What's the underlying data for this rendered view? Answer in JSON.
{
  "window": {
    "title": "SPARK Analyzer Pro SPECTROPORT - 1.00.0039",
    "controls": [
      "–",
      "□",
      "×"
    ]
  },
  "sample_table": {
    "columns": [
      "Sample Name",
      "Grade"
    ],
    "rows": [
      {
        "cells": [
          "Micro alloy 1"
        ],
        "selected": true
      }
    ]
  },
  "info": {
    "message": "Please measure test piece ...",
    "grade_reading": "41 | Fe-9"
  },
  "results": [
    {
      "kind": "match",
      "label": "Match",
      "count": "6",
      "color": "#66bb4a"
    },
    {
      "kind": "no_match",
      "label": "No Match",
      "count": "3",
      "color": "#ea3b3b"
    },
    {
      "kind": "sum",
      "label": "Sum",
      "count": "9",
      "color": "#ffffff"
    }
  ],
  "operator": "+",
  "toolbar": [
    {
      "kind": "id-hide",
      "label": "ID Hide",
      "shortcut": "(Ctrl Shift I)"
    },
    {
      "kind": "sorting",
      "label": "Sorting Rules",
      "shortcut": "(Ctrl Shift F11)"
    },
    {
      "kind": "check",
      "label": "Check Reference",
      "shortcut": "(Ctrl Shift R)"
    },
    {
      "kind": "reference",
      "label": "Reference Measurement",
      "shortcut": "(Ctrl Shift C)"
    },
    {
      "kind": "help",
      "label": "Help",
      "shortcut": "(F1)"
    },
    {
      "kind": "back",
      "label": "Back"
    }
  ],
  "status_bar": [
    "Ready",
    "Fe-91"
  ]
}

☆ ☆ ☆ ☆ ☆

Extract every line containing the string "shortcut" from the material.

• [THE SOLUTION]
      "shortcut": "(Ctrl Shift I)"
      "shortcut": "(Ctrl Shift F11)"
      "shortcut": "(Ctrl Shift R)"
      "shortcut": "(Ctrl Shift C)"
      "shortcut": "(F1)"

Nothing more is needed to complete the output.